#### GIVEN ENTRIES ####
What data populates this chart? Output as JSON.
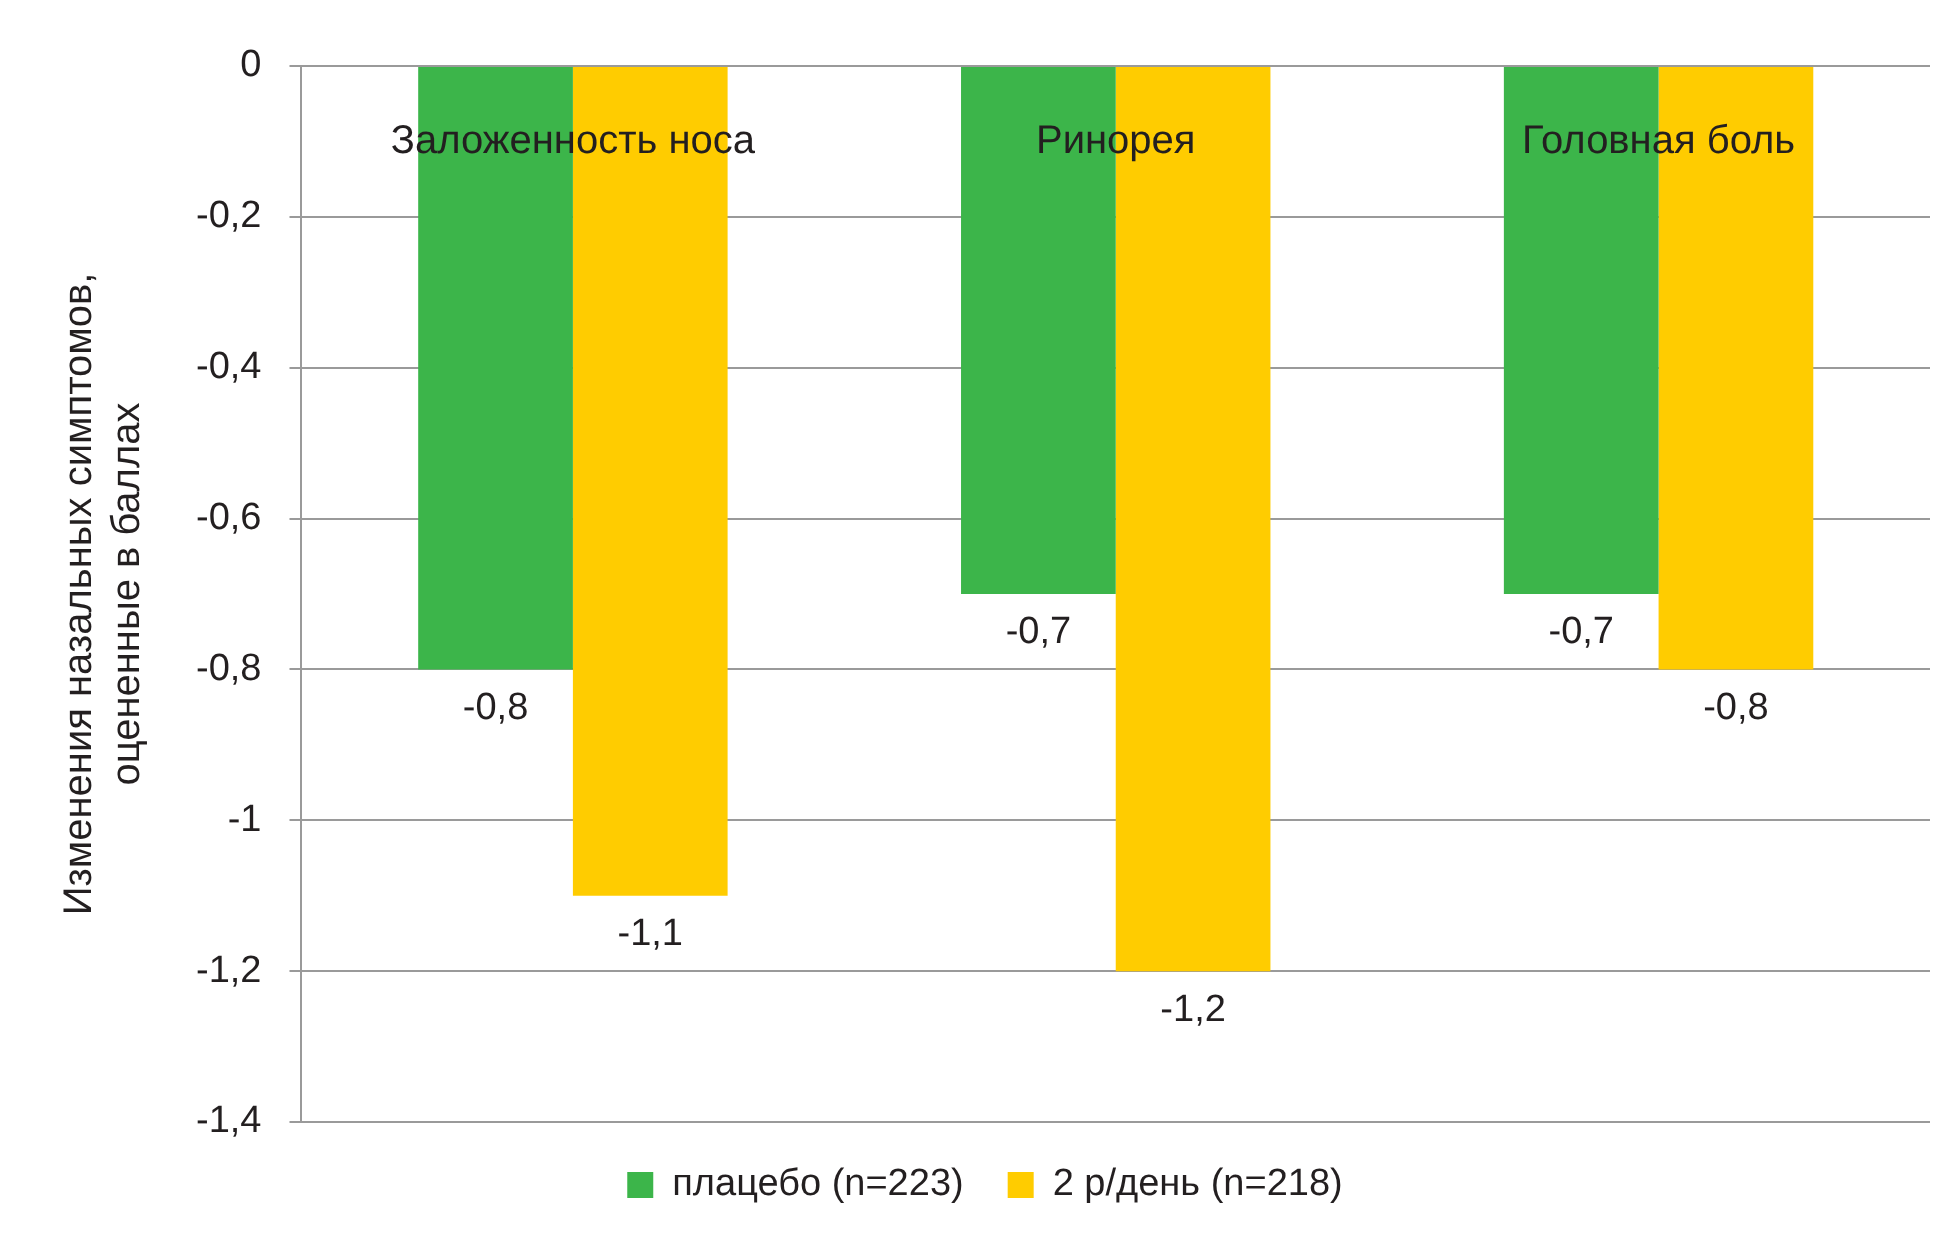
{
  "chart_data": {
    "type": "bar",
    "ylabel": "Изменения назальных симптомов,\nоцененные в баллах",
    "categories": [
      "Заложенность носа",
      "Ринорея",
      "Головная боль"
    ],
    "series": [
      {
        "name": "плацебо (n=223)",
        "color": "#3cb54a",
        "values": [
          -0.8,
          -0.7,
          -0.7
        ],
        "value_labels": [
          "-0,8",
          "-0,7",
          "-0,7"
        ]
      },
      {
        "name": "2 р/день (n=218)",
        "color": "#ffcc00",
        "values": [
          -1.1,
          -1.2,
          -0.8
        ],
        "value_labels": [
          "-1,1",
          "-1,2",
          "-0,8"
        ]
      }
    ],
    "ylim": [
      -1.4,
      0
    ],
    "yticks": [
      {
        "value": 0,
        "label": "0"
      },
      {
        "value": -0.2,
        "label": "-0,2"
      },
      {
        "value": -0.4,
        "label": "-0,4"
      },
      {
        "value": -0.6,
        "label": "-0,6"
      },
      {
        "value": -0.8,
        "label": "-0,8"
      },
      {
        "value": -1,
        "label": "-1"
      },
      {
        "value": -1.2,
        "label": "-1,2"
      },
      {
        "value": -1.4,
        "label": "-1,4"
      }
    ],
    "grid": "y",
    "legend": "bottom"
  }
}
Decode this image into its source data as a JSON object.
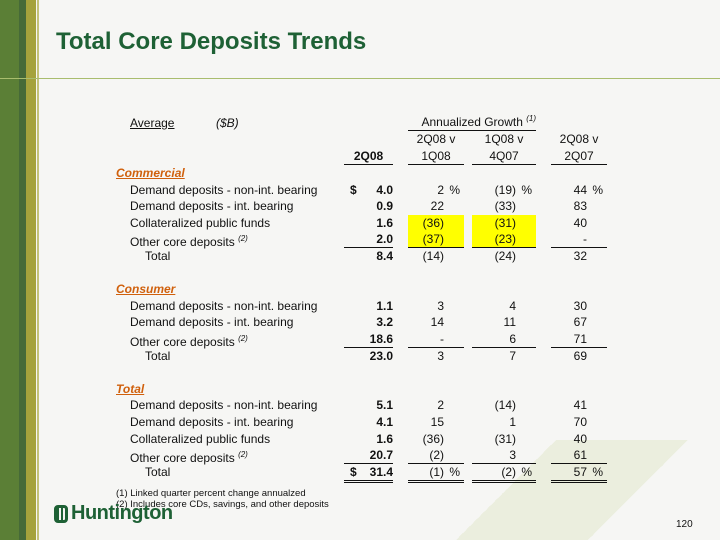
{
  "title": "Total Core Deposits Trends",
  "average_label": "Average",
  "unit_label": "($B)",
  "annualized_growth": "Annualized Growth",
  "annualized_note": "(1)",
  "headers": {
    "c1": [
      "",
      "2Q08"
    ],
    "c2": [
      "2Q08 v",
      "1Q08"
    ],
    "c3": [
      "1Q08 v",
      "4Q07"
    ],
    "c4": [
      "2Q08 v",
      "2Q07"
    ]
  },
  "colors": {
    "title": "#1e6135",
    "category": "#d0600c",
    "highlight": "#ffff00"
  },
  "sections": [
    {
      "name": "Commercial",
      "rows": [
        {
          "label": "Demand deposits - non-int. bearing",
          "note": "",
          "v": "4.0",
          "dollar": true,
          "g1": "2",
          "g2": "(19)",
          "g3": "44",
          "pct": true
        },
        {
          "label": "Demand deposits - int. bearing",
          "note": "",
          "v": "0.9",
          "g1": "22",
          "g2": "(33)",
          "g3": "83"
        },
        {
          "label": "Collateralized public funds",
          "note": "",
          "v": "1.6",
          "g1": "(36)",
          "g2": "(31)",
          "g3": "40",
          "highlight": true
        },
        {
          "label": "Other core deposits",
          "note": "(2)",
          "v": "2.0",
          "g1": "(37)",
          "g2": "(23)",
          "g3": "-",
          "highlight": true,
          "underline": true
        },
        {
          "label": "Total",
          "total": true,
          "v": "8.4",
          "g1": "(14)",
          "g2": "(24)",
          "g3": "32"
        }
      ]
    },
    {
      "name": "Consumer",
      "rows": [
        {
          "label": "Demand deposits - non-int. bearing",
          "v": "1.1",
          "g1": "3",
          "g2": "4",
          "g3": "30"
        },
        {
          "label": "Demand deposits - int. bearing",
          "v": "3.2",
          "g1": "14",
          "g2": "11",
          "g3": "67"
        },
        {
          "label": "Other core deposits",
          "note": "(2)",
          "v": "18.6",
          "g1": "-",
          "g2": "6",
          "g3": "71",
          "underline": true
        },
        {
          "label": "Total",
          "total": true,
          "v": "23.0",
          "g1": "3",
          "g2": "7",
          "g3": "69"
        }
      ]
    },
    {
      "name": "Total",
      "rows": [
        {
          "label": "Demand deposits - non-int. bearing",
          "v": "5.1",
          "g1": "2",
          "g2": "(14)",
          "g3": "41"
        },
        {
          "label": "Demand deposits - int. bearing",
          "v": "4.1",
          "g1": "15",
          "g2": "1",
          "g3": "70"
        },
        {
          "label": "Collateralized public funds",
          "v": "1.6",
          "g1": "(36)",
          "g2": "(31)",
          "g3": "40"
        },
        {
          "label": "Other core deposits",
          "note": "(2)",
          "v": "20.7",
          "g1": "(2)",
          "g2": "3",
          "g3": "61",
          "underline": true
        },
        {
          "label": "Total",
          "total": true,
          "v": "31.4",
          "dollar": true,
          "g1": "(1)",
          "g2": "(2)",
          "g3": "57",
          "pct": true,
          "double": true
        }
      ]
    }
  ],
  "footnotes": [
    "(1)  Linked quarter percent change annualzed",
    "(2)  Includes core CDs, savings, and other deposits"
  ],
  "logo": "Huntington",
  "page_number": "120"
}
####
Repeat the entries exactly and keep the pictures out of the copy.

TASK SOLUTION —
What data populates this chart? Output as JSON.
{
  "chart_data": {
    "type": "bar",
    "ylabel": "Изменения назальных симптомов,\nоцененные в баллах",
    "categories": [
      "Заложенность носа",
      "Ринорея",
      "Головная боль"
    ],
    "series": [
      {
        "name": "плацебо (n=223)",
        "color": "#3cb54a",
        "values": [
          -0.8,
          -0.7,
          -0.7
        ],
        "value_labels": [
          "-0,8",
          "-0,7",
          "-0,7"
        ]
      },
      {
        "name": "2 р/день (n=218)",
        "color": "#ffcc00",
        "values": [
          -1.1,
          -1.2,
          -0.8
        ],
        "value_labels": [
          "-1,1",
          "-1,2",
          "-0,8"
        ]
      }
    ],
    "ylim": [
      -1.4,
      0
    ],
    "yticks": [
      {
        "value": 0,
        "label": "0"
      },
      {
        "value": -0.2,
        "label": "-0,2"
      },
      {
        "value": -0.4,
        "label": "-0,4"
      },
      {
        "value": -0.6,
        "label": "-0,6"
      },
      {
        "value": -0.8,
        "label": "-0,8"
      },
      {
        "value": -1,
        "label": "-1"
      },
      {
        "value": -1.2,
        "label": "-1,2"
      },
      {
        "value": -1.4,
        "label": "-1,4"
      }
    ],
    "grid": "y",
    "legend": "bottom"
  }
}
Decode this image into its source data as a JSON object.
{
  "title": "Total Core Deposits Trends",
  "average_label": "Average",
  "unit_label": "($B)",
  "annualized_growth": "Annualized Growth",
  "annualized_note": "(1)",
  "headers": {
    "c1": [
      "",
      "2Q08"
    ],
    "c2": [
      "2Q08 v",
      "1Q08"
    ],
    "c3": [
      "1Q08 v",
      "4Q07"
    ],
    "c4": [
      "2Q08 v",
      "2Q07"
    ]
  },
  "colors": {
    "title": "#1e6135",
    "category": "#d0600c",
    "highlight": "#ffff00"
  },
  "sections": [
    {
      "name": "Commercial",
      "rows": [
        {
          "label": "Demand deposits - non-int. bearing",
          "note": "",
          "v": "4.0",
          "dollar": true,
          "g1": "2",
          "g2": "(19)",
          "g3": "44",
          "pct": true
        },
        {
          "label": "Demand deposits - int. bearing",
          "note": "",
          "v": "0.9",
          "g1": "22",
          "g2": "(33)",
          "g3": "83"
        },
        {
          "label": "Collateralized public funds",
          "note": "",
          "v": "1.6",
          "g1": "(36)",
          "g2": "(31)",
          "g3": "40",
          "highlight": true
        },
        {
          "label": "Other core deposits",
          "note": "(2)",
          "v": "2.0",
          "g1": "(37)",
          "g2": "(23)",
          "g3": "-",
          "highlight": true,
          "underline": true
        },
        {
          "label": "Total",
          "total": true,
          "v": "8.4",
          "g1": "(14)",
          "g2": "(24)",
          "g3": "32"
        }
      ]
    },
    {
      "name": "Consumer",
      "rows": [
        {
          "label": "Demand deposits - non-int. bearing",
          "v": "1.1",
          "g1": "3",
          "g2": "4",
          "g3": "30"
        },
        {
          "label": "Demand deposits - int. bearing",
          "v": "3.2",
          "g1": "14",
          "g2": "11",
          "g3": "67"
        },
        {
          "label": "Other core deposits",
          "note": "(2)",
          "v": "18.6",
          "g1": "-",
          "g2": "6",
          "g3": "71",
          "underline": true
        },
        {
          "label": "Total",
          "total": true,
          "v": "23.0",
          "g1": "3",
          "g2": "7",
          "g3": "69"
        }
      ]
    },
    {
      "name": "Total",
      "rows": [
        {
          "label": "Demand deposits - non-int. bearing",
          "v": "5.1",
          "g1": "2",
          "g2": "(14)",
          "g3": "41"
        },
        {
          "label": "Demand deposits - int. bearing",
          "v": "4.1",
          "g1": "15",
          "g2": "1",
          "g3": "70"
        },
        {
          "label": "Collateralized public funds",
          "v": "1.6",
          "g1": "(36)",
          "g2": "(31)",
          "g3": "40"
        },
        {
          "label": "Other core deposits",
          "note": "(2)",
          "v": "20.7",
          "g1": "(2)",
          "g2": "3",
          "g3": "61",
          "underline": true
        },
        {
          "label": "Total",
          "total": true,
          "v": "31.4",
          "dollar": true,
          "g1": "(1)",
          "g2": "(2)",
          "g3": "57",
          "pct": true,
          "double": true
        }
      ]
    }
  ],
  "footnotes": [
    "(1)  Linked quarter percent change annualzed",
    "(2)  Includes core CDs, savings, and other deposits"
  ],
  "logo": "Huntington",
  "page_number": "120"
}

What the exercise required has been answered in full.